Отрывок текста:
★ ★ ★ ★
Влас Дорошевич

Из книги «Сахалин»

Дул порывистый, холодный, пронизывающий норд-вест, пароход кидало с бока на бок.

Я стоял на верхней палубе и всматривался в открывающиеся суровые, негостеприимные, скалистые, покрытые ещё снегом берега.

Первое впечатление было безотрадное, тяжёлое, гнетущее.

Словно какое-то чудовище, с покрытой буграми спиной, вытянулось, замерло и выжидает добычи.

– Вон место, где погибла «Кострома», – указывает мне капитан.

Я спускаюсь на нижнюю палубу.

Около иллюминаторов на палубе сменяются лица арестантов.

Смотрят, вглядываются в берега острова, где придётся кончать свой век.

Замечания краткие, мрачные:

– Сахалин!

– Зима ещё!

– Дай поглядеть!

– Не на что и глядеть. Всё под снегом.

Качка усиливается. Мы идем Лаперузовым проливом.

Налево – Крильонский маяк. Направо – кипят и пенятся валуны, покрывая «Камень Опасности». Впереди надвигается полоса льда. Льдины застилают весь горизонт.

Право, это звучит горькой насмешкой.

Провезти людей чуть не кругом света. Показать им мельком уголок земного рая – пышный, цветущий Цейлон, дать «взглянуть одним глазом» на Сингапур, этот роскошный, этот дивный, этот сказочный сад, что разросся в полутора градусах от экватора, дать полюбоваться на чудные, живописные берега Японии, при входе в Нагасаки, – на берега, от которых глаз не оторвёшь, для того, чтобы привезти после всего этого к скалистым, суровым берегам, покрытым снегами в половине апреля, в эту страну пурги, штормов, туманов, льдин, вьюг и сказать:

– Живите!
★ ★ ★ ★
Выдержка из данных:
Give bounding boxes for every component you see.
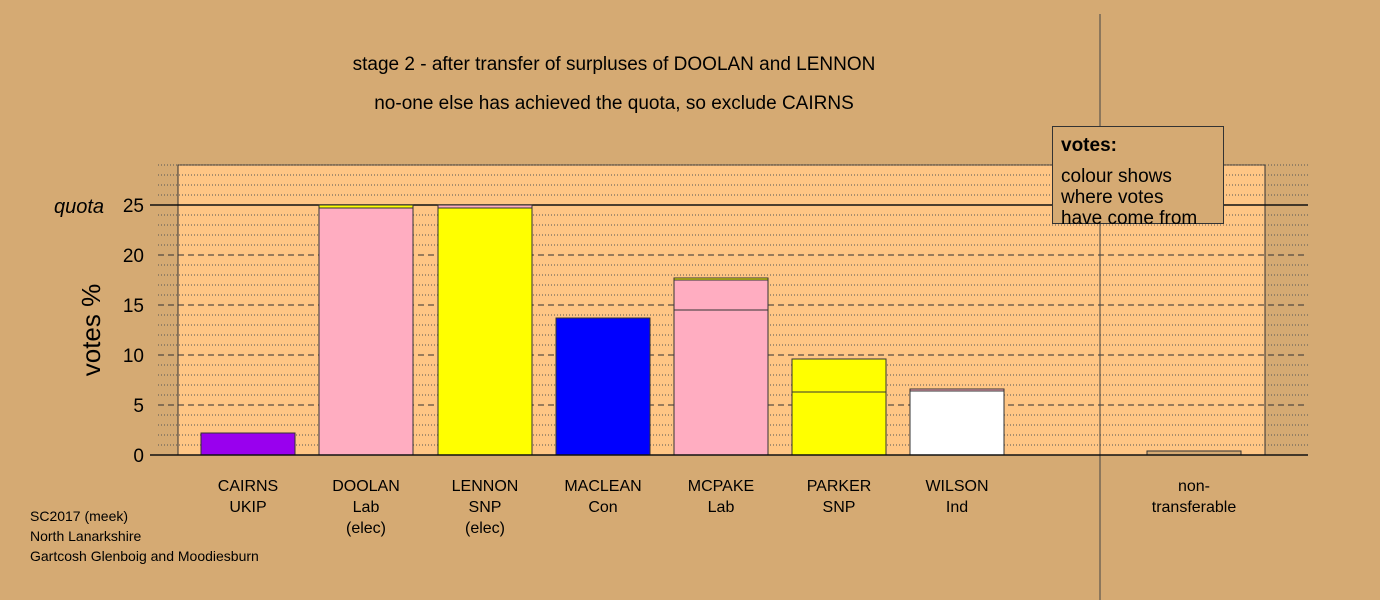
★ ★ ★ ★
Условия задания:
Приведите отрывок о Сахалине заново, начиная со слов «Первое впечатление было» и далее вплоть до слов «кончать свой век.». При этом поменяйте «капитан» на «боцман».

Результат:
Первое впечатление было безотрадное, тяжёлое, гнетущее.

Словно какое-то чудовище, с покрытой буграми спиной, вытянулось, замерло и выжидает добычи.

– Вон место, где погибла «Кострома», – указывает мне боцман.

Я спускаюсь на нижнюю палубу.

Около иллюминаторов на палубе сменяются лица арестантов.

Смотрят, вглядываются в берега острова, где придётся кончать свой век.